> [Record list]
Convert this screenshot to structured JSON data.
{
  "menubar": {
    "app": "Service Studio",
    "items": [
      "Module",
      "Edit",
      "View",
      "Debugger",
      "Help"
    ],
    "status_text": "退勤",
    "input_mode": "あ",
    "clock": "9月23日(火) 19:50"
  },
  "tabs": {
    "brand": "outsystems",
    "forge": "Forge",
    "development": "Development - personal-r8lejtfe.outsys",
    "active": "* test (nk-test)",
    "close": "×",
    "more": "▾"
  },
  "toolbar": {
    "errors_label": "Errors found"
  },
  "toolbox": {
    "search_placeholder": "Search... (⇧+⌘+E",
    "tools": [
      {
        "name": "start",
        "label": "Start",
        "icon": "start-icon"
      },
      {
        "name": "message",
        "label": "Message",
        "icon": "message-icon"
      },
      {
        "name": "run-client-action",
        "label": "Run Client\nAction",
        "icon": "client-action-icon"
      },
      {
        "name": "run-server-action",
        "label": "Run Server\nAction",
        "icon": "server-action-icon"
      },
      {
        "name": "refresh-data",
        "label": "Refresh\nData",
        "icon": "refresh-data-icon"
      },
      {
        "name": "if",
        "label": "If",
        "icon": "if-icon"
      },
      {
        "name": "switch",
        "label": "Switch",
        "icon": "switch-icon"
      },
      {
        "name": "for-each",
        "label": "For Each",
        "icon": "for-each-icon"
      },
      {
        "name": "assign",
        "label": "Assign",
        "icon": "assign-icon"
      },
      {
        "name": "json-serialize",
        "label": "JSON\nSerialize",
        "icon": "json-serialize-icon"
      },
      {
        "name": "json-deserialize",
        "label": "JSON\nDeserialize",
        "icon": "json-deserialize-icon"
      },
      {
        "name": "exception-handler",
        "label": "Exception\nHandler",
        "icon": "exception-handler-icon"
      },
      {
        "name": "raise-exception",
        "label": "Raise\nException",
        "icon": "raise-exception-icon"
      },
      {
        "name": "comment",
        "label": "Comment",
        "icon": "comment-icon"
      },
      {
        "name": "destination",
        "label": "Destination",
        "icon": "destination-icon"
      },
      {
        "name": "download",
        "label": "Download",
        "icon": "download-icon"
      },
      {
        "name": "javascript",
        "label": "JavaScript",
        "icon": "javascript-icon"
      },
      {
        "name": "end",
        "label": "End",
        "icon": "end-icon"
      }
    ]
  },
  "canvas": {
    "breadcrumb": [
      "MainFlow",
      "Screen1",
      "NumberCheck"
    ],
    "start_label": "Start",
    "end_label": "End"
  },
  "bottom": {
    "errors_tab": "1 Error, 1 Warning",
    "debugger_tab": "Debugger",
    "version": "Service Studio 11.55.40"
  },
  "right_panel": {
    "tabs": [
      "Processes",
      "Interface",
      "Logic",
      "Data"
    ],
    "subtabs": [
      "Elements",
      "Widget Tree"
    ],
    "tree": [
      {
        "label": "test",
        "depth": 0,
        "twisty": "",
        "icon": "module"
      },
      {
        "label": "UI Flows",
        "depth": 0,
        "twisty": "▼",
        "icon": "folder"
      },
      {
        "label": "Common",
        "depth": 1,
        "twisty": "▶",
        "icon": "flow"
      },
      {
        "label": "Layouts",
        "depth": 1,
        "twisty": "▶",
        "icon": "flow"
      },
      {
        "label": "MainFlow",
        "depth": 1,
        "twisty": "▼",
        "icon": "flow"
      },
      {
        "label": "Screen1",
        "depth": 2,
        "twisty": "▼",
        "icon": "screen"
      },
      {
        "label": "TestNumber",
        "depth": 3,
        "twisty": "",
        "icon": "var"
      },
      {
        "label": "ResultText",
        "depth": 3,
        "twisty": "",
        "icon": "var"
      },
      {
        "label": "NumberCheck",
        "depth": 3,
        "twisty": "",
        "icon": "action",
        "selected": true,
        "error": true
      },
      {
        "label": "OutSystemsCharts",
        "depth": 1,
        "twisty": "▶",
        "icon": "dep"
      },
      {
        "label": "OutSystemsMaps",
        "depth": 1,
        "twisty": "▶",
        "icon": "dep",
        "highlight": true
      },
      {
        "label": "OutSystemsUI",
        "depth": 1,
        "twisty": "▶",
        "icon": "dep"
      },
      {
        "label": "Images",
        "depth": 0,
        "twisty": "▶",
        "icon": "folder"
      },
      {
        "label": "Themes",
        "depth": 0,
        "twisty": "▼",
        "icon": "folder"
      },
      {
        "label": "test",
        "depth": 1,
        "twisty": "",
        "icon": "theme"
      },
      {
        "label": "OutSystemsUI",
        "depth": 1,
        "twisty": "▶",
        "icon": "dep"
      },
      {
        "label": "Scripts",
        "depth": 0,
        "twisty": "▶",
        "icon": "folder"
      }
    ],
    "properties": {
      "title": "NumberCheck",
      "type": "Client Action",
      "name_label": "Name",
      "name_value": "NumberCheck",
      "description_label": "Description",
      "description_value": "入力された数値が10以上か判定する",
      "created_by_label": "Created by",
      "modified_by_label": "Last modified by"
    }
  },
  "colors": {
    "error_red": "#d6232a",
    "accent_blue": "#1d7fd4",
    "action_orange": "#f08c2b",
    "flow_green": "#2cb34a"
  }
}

* * *

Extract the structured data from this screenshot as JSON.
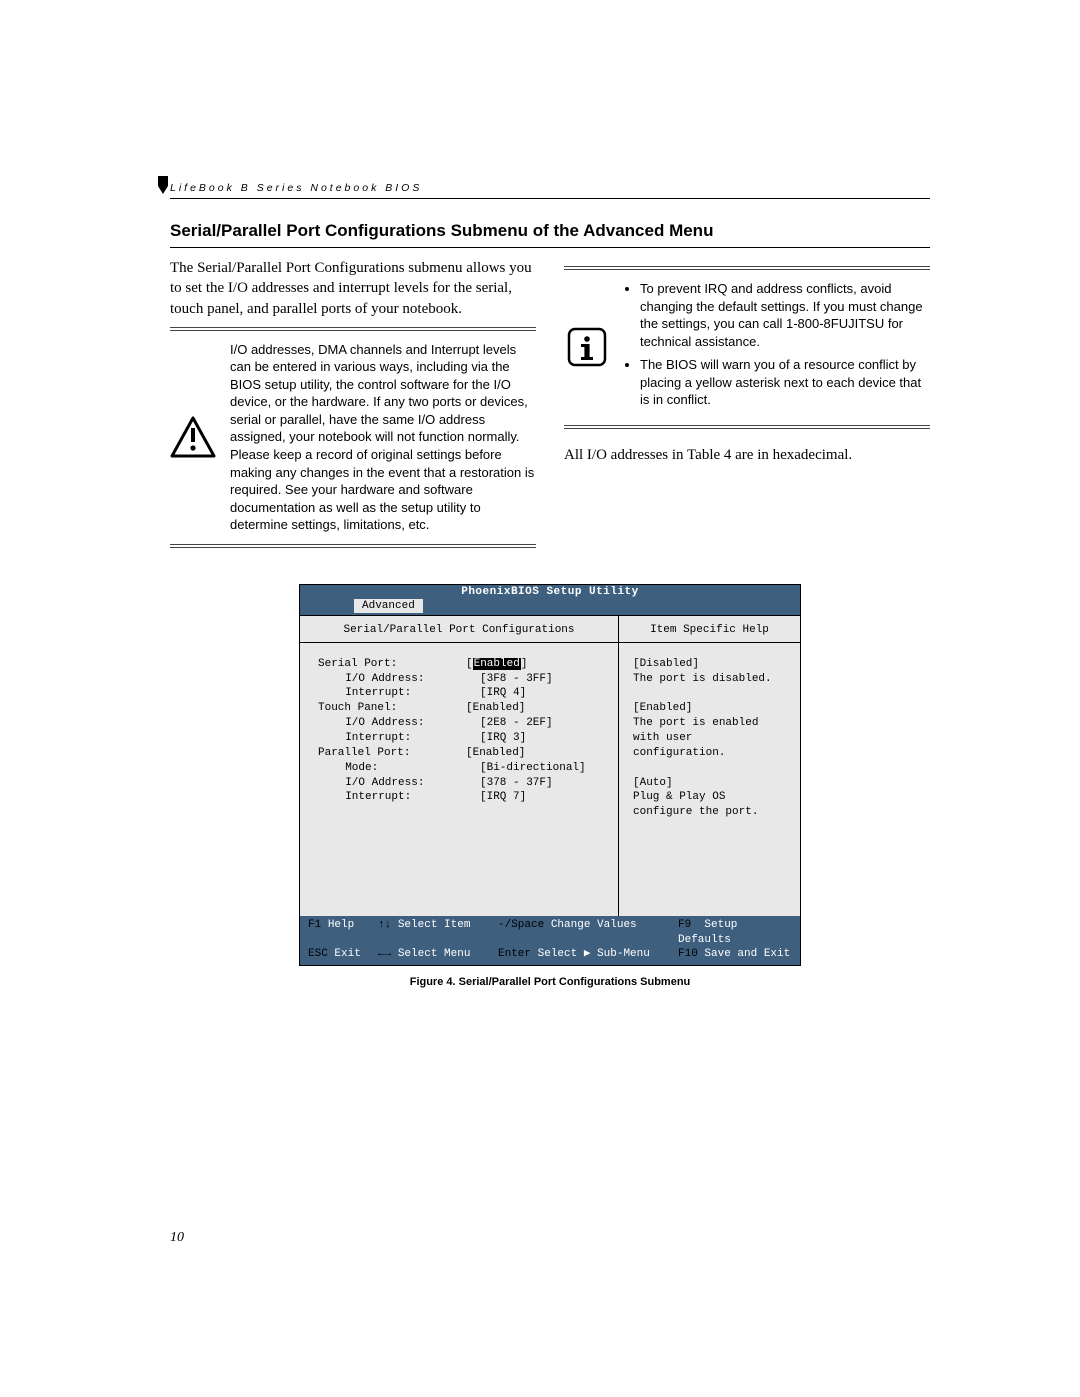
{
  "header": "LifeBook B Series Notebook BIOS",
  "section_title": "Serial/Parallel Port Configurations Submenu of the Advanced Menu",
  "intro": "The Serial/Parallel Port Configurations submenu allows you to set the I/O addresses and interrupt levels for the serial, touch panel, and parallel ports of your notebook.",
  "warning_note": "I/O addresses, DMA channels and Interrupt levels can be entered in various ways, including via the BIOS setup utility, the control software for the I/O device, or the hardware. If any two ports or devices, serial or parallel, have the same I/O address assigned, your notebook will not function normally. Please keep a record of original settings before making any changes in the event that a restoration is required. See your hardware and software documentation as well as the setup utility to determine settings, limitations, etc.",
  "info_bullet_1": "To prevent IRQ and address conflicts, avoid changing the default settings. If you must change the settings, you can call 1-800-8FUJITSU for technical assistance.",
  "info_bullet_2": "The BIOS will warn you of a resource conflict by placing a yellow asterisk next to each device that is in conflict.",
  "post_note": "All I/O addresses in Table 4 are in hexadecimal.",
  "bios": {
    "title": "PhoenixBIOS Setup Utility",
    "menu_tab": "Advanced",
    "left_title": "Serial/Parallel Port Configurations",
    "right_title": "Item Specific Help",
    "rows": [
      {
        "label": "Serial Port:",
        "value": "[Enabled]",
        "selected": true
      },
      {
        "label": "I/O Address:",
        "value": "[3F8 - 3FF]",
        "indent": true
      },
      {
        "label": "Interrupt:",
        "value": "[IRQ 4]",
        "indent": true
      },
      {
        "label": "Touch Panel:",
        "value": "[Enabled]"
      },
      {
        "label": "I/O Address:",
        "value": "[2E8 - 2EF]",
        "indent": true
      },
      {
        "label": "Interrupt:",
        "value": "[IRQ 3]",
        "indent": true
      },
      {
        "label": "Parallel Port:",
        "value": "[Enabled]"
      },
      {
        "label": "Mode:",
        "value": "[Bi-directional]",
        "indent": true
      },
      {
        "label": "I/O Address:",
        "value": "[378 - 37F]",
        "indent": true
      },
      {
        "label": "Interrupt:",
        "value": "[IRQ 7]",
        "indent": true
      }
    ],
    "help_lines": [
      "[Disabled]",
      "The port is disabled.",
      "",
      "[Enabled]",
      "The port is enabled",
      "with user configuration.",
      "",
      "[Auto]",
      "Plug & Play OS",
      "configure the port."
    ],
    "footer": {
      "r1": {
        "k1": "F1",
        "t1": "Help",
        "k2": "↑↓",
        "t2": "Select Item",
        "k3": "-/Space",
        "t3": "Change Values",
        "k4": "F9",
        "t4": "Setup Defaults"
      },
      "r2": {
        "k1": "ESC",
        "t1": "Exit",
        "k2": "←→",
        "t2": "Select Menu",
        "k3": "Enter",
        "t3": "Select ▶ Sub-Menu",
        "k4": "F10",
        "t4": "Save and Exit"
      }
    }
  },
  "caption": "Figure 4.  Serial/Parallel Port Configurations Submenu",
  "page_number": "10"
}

...

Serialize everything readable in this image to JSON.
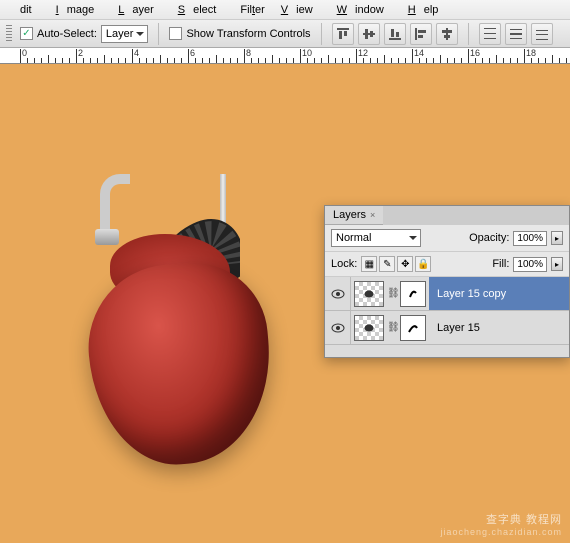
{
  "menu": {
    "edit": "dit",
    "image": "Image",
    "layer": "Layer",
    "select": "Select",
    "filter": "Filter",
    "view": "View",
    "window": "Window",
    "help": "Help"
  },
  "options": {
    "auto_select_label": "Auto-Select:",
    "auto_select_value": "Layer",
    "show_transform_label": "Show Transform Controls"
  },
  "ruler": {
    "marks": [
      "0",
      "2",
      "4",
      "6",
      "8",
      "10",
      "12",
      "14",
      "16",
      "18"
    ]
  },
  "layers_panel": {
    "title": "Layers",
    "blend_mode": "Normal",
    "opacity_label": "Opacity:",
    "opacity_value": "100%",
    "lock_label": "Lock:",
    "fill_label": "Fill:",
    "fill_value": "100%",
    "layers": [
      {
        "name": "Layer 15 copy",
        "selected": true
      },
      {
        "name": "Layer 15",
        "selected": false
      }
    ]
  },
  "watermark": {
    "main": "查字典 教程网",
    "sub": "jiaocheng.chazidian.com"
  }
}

> [What is being asked]
Find and copy each line above that includes the string "levels".

> [Complete answer]
  "intro": "The Serial/Parallel Port Configurations submenu allows you to set the I/O addresses and interrupt levels for the serial, touch panel, and parallel ports of your notebook.",
  "warning_note": "I/O addresses, DMA channels and Interrupt levels can be entered in various ways, including via the BIOS setup utility, the control software for the I/O device, or the hardware. If any two ports or devices, serial or parallel, have the same I/O address assigned, your notebook will not function normally. Please keep a record of original settings before making any changes in the event that a restoration is required. See your hardware and software documentation as well as the setup utility to determine settings, limitations, etc.",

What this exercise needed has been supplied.